Return the entries below verbatim. Pictures stay out.

────────

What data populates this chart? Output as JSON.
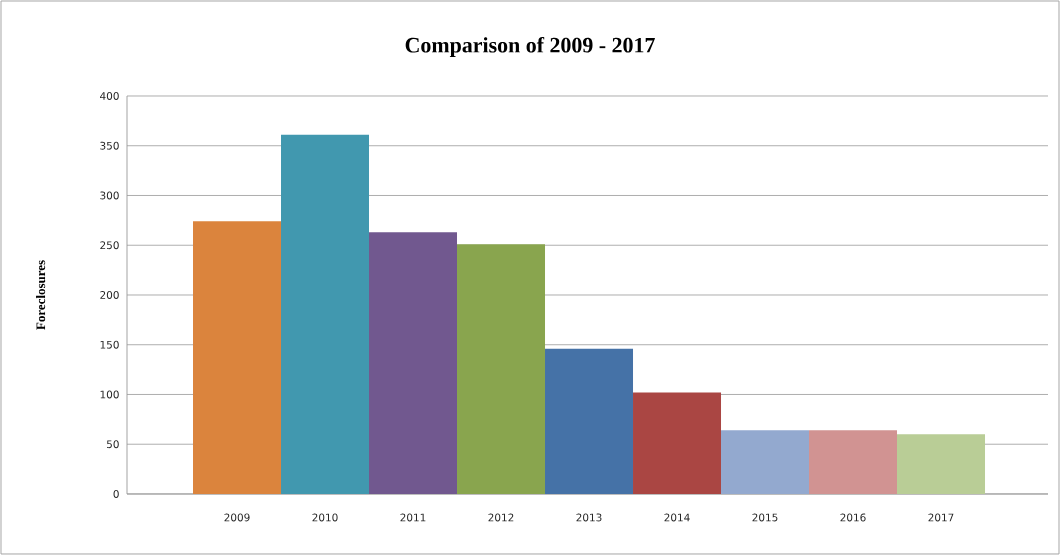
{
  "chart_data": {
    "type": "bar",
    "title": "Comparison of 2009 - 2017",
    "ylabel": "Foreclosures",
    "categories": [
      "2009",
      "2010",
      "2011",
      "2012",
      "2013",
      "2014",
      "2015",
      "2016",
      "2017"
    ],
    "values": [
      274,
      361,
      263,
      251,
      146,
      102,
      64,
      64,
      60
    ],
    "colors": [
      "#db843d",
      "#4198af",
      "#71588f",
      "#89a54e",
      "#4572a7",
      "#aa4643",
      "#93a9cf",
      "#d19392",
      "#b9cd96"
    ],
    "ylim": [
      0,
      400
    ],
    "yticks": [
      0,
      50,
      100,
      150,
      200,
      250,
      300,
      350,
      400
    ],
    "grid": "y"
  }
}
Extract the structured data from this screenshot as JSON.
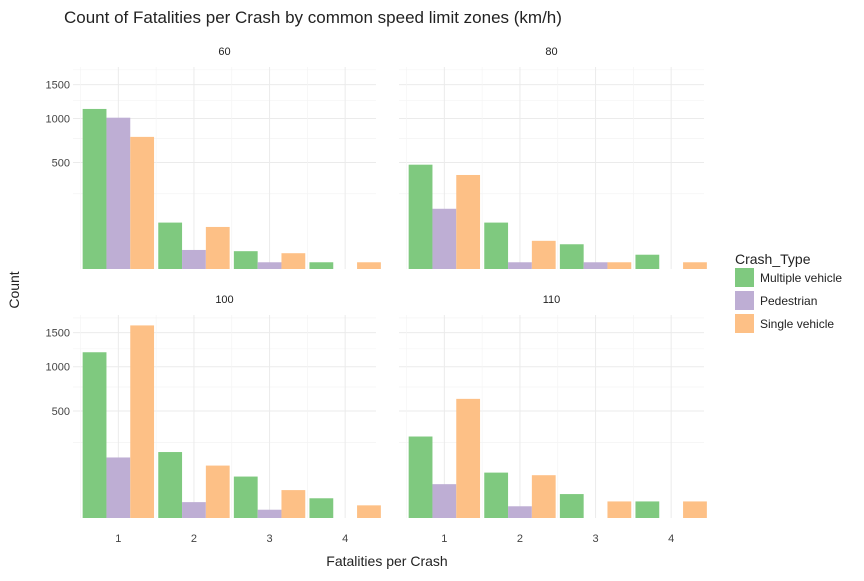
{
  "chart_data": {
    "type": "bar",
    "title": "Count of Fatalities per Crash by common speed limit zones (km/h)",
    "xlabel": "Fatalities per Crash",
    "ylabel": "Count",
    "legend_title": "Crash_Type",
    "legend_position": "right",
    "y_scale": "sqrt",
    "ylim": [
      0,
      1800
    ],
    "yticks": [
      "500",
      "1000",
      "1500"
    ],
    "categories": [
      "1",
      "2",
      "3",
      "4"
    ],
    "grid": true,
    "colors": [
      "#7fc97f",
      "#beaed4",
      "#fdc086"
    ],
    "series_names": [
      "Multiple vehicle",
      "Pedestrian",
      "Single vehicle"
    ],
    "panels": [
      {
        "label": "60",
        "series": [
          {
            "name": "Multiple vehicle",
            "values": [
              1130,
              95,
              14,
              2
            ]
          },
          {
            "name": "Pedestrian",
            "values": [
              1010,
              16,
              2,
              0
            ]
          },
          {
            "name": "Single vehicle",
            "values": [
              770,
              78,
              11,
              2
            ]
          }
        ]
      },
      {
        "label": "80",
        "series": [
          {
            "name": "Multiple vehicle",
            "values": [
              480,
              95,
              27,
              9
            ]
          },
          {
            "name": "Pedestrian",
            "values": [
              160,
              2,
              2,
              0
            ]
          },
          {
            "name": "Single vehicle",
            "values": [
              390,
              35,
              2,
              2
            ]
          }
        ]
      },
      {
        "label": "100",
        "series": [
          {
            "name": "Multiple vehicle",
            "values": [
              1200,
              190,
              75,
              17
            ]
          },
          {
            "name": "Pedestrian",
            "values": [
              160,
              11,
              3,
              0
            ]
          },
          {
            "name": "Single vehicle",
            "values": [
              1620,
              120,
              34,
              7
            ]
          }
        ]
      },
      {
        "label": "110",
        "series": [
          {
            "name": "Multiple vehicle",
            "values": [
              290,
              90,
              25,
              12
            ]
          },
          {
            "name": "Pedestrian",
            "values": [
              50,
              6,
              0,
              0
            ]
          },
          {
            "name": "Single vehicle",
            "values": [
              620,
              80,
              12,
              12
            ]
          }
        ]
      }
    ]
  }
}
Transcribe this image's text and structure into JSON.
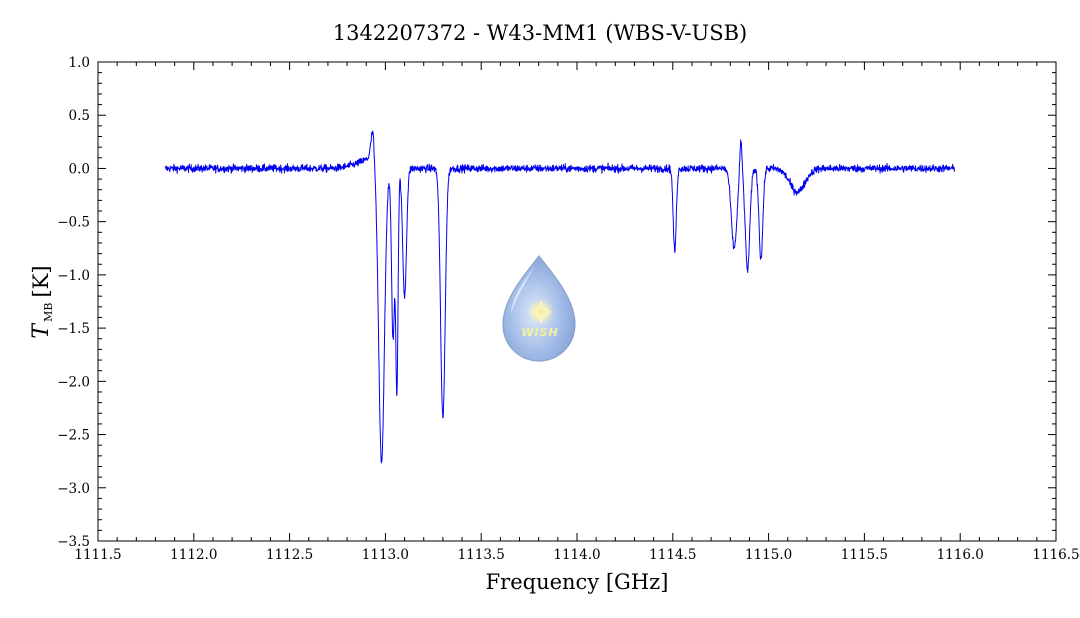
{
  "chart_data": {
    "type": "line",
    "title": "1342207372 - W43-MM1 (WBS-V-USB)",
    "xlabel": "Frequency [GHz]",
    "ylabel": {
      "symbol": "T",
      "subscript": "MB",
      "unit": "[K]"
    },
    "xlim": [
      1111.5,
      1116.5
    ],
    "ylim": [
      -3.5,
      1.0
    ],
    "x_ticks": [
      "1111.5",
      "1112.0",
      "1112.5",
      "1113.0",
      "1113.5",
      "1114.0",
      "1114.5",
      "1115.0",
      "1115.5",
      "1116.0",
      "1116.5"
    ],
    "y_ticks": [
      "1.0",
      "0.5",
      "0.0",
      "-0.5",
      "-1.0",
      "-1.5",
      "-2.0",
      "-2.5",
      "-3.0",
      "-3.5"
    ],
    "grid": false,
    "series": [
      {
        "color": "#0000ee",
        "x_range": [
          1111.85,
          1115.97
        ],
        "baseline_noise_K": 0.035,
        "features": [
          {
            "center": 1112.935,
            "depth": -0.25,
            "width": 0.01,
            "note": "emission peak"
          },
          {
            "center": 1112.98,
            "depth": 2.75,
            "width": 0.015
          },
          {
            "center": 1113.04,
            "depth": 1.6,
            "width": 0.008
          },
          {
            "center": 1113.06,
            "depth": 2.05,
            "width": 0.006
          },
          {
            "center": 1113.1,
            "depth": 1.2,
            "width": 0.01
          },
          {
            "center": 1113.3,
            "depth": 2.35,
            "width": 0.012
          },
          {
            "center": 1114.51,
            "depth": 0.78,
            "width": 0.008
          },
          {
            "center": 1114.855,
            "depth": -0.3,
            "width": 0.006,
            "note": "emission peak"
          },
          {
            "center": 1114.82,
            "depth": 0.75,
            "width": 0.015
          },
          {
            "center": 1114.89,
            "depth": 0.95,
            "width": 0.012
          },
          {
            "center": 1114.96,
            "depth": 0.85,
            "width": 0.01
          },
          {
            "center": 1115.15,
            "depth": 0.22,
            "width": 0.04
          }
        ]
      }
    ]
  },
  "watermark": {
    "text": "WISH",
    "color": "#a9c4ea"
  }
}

────────

Reply
What data populates this chart? Output as JSON.
{
  "chart_data": {
    "type": "bar",
    "title": "Comparison of 2009 - 2017",
    "ylabel": "Foreclosures",
    "categories": [
      "2009",
      "2010",
      "2011",
      "2012",
      "2013",
      "2014",
      "2015",
      "2016",
      "2017"
    ],
    "values": [
      274,
      361,
      263,
      251,
      146,
      102,
      64,
      64,
      60
    ],
    "colors": [
      "#db843d",
      "#4198af",
      "#71588f",
      "#89a54e",
      "#4572a7",
      "#aa4643",
      "#93a9cf",
      "#d19392",
      "#b9cd96"
    ],
    "ylim": [
      0,
      400
    ],
    "yticks": [
      0,
      50,
      100,
      150,
      200,
      250,
      300,
      350,
      400
    ],
    "grid": "y"
  }
}
Extract the structured data from this screenshot as JSON.
{
  "chart_data": {
    "type": "bar",
    "title": "Count of Fatalities per Crash by common speed limit zones (km/h)",
    "xlabel": "Fatalities per Crash",
    "ylabel": "Count",
    "legend_title": "Crash_Type",
    "legend_position": "right",
    "y_scale": "sqrt",
    "ylim": [
      0,
      1800
    ],
    "yticks": [
      "500",
      "1000",
      "1500"
    ],
    "categories": [
      "1",
      "2",
      "3",
      "4"
    ],
    "grid": true,
    "colors": [
      "#7fc97f",
      "#beaed4",
      "#fdc086"
    ],
    "series_names": [
      "Multiple vehicle",
      "Pedestrian",
      "Single vehicle"
    ],
    "panels": [
      {
        "label": "60",
        "series": [
          {
            "name": "Multiple vehicle",
            "values": [
              1130,
              95,
              14,
              2
            ]
          },
          {
            "name": "Pedestrian",
            "values": [
              1010,
              16,
              2,
              0
            ]
          },
          {
            "name": "Single vehicle",
            "values": [
              770,
              78,
              11,
              2
            ]
          }
        ]
      },
      {
        "label": "80",
        "series": [
          {
            "name": "Multiple vehicle",
            "values": [
              480,
              95,
              27,
              9
            ]
          },
          {
            "name": "Pedestrian",
            "values": [
              160,
              2,
              2,
              0
            ]
          },
          {
            "name": "Single vehicle",
            "values": [
              390,
              35,
              2,
              2
            ]
          }
        ]
      },
      {
        "label": "100",
        "series": [
          {
            "name": "Multiple vehicle",
            "values": [
              1200,
              190,
              75,
              17
            ]
          },
          {
            "name": "Pedestrian",
            "values": [
              160,
              11,
              3,
              0
            ]
          },
          {
            "name": "Single vehicle",
            "values": [
              1620,
              120,
              34,
              7
            ]
          }
        ]
      },
      {
        "label": "110",
        "series": [
          {
            "name": "Multiple vehicle",
            "values": [
              290,
              90,
              25,
              12
            ]
          },
          {
            "name": "Pedestrian",
            "values": [
              50,
              6,
              0,
              0
            ]
          },
          {
            "name": "Single vehicle",
            "values": [
              620,
              80,
              12,
              12
            ]
          }
        ]
      }
    ]
  }
}
Transcribe this image's text and structure into JSON.
{
  "chart_data": {
    "type": "line",
    "title": "1342207372 - W43-MM1 (WBS-V-USB)",
    "xlabel": "Frequency [GHz]",
    "ylabel": {
      "symbol": "T",
      "subscript": "MB",
      "unit": "[K]"
    },
    "xlim": [
      1111.5,
      1116.5
    ],
    "ylim": [
      -3.5,
      1.0
    ],
    "x_ticks": [
      "1111.5",
      "1112.0",
      "1112.5",
      "1113.0",
      "1113.5",
      "1114.0",
      "1114.5",
      "1115.0",
      "1115.5",
      "1116.0",
      "1116.5"
    ],
    "y_ticks": [
      "1.0",
      "0.5",
      "0.0",
      "-0.5",
      "-1.0",
      "-1.5",
      "-2.0",
      "-2.5",
      "-3.0",
      "-3.5"
    ],
    "grid": false,
    "series": [
      {
        "color": "#0000ee",
        "x_range": [
          1111.85,
          1115.97
        ],
        "baseline_noise_K": 0.035,
        "features": [
          {
            "center": 1112.935,
            "depth": -0.25,
            "width": 0.01,
            "note": "emission peak"
          },
          {
            "center": 1112.98,
            "depth": 2.75,
            "width": 0.015
          },
          {
            "center": 1113.04,
            "depth": 1.6,
            "width": 0.008
          },
          {
            "center": 1113.06,
            "depth": 2.05,
            "width": 0.006
          },
          {
            "center": 1113.1,
            "depth": 1.2,
            "width": 0.01
          },
          {
            "center": 1113.3,
            "depth": 2.35,
            "width": 0.012
          },
          {
            "center": 1114.51,
            "depth": 0.78,
            "width": 0.008
          },
          {
            "center": 1114.855,
            "depth": -0.3,
            "width": 0.006,
            "note": "emission peak"
          },
          {
            "center": 1114.82,
            "depth": 0.75,
            "width": 0.015
          },
          {
            "center": 1114.89,
            "depth": 0.95,
            "width": 0.012
          },
          {
            "center": 1114.96,
            "depth": 0.85,
            "width": 0.01
          },
          {
            "center": 1115.15,
            "depth": 0.22,
            "width": 0.04
          }
        ]
      }
    ]
  },
  "watermark": {
    "text": "WISH",
    "color": "#a9c4ea"
  }
}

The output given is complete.